[Data entries]
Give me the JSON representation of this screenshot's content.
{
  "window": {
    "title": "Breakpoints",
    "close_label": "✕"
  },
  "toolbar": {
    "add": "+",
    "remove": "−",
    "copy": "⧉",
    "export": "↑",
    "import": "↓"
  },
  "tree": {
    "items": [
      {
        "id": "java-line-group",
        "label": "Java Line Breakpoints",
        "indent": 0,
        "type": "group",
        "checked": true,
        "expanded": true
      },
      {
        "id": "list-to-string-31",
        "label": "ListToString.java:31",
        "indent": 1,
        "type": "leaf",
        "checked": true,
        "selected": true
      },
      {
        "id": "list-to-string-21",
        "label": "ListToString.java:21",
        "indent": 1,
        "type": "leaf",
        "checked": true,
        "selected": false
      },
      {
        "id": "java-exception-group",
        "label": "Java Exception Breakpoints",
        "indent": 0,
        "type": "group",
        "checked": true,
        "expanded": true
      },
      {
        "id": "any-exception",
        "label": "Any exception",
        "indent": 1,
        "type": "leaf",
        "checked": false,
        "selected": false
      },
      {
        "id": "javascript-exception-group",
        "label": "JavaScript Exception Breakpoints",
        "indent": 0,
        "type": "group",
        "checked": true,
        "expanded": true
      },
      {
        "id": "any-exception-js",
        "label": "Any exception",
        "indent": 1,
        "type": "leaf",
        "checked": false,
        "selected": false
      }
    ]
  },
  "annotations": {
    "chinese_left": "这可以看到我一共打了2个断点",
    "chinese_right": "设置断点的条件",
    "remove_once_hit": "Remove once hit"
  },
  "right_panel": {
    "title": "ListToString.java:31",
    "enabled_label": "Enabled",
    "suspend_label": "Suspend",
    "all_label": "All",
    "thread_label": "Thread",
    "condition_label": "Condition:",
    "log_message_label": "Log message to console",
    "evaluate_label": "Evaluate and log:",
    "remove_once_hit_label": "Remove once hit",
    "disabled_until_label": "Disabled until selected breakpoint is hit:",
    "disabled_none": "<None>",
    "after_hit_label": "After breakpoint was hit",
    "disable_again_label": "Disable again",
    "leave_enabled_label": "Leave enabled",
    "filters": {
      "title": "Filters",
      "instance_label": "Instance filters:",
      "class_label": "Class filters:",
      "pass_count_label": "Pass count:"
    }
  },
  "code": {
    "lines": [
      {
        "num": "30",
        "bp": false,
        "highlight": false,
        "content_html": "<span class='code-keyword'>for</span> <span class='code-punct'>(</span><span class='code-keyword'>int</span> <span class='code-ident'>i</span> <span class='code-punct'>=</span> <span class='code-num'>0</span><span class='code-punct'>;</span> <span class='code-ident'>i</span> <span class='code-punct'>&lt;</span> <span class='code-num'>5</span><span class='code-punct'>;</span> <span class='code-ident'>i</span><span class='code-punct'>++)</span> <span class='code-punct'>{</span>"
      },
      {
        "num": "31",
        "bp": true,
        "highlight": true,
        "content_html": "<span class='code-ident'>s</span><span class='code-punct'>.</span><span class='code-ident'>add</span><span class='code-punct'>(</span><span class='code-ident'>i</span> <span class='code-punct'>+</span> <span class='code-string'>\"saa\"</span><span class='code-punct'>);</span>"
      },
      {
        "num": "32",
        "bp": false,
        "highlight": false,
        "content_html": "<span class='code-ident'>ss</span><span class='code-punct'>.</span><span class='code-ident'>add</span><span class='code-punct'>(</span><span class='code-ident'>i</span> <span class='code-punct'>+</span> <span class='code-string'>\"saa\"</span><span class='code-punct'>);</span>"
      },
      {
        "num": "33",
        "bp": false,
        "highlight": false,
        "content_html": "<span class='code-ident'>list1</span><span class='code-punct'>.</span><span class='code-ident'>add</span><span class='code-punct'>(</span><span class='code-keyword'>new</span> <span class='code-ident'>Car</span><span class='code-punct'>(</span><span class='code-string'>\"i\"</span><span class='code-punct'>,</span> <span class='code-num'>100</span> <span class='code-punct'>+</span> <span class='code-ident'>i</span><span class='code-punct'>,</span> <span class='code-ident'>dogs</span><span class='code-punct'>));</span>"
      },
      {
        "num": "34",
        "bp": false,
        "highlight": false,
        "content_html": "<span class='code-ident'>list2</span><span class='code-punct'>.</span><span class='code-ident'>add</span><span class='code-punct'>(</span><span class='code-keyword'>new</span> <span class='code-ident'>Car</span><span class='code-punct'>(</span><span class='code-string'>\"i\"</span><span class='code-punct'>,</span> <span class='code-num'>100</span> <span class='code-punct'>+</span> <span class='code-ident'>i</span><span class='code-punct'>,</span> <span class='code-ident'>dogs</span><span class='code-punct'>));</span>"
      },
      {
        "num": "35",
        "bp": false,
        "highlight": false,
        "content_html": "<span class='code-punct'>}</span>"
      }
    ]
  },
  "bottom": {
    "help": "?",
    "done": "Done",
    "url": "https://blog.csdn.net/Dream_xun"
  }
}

**WHAT THE TASK ASKS**
Select every line where the word "title" occurs.

**ANSWER TO THIS PROBLEM**
    "title": "Breakpoints",
    "title": "ListToString.java:31",
      "title": "Filters",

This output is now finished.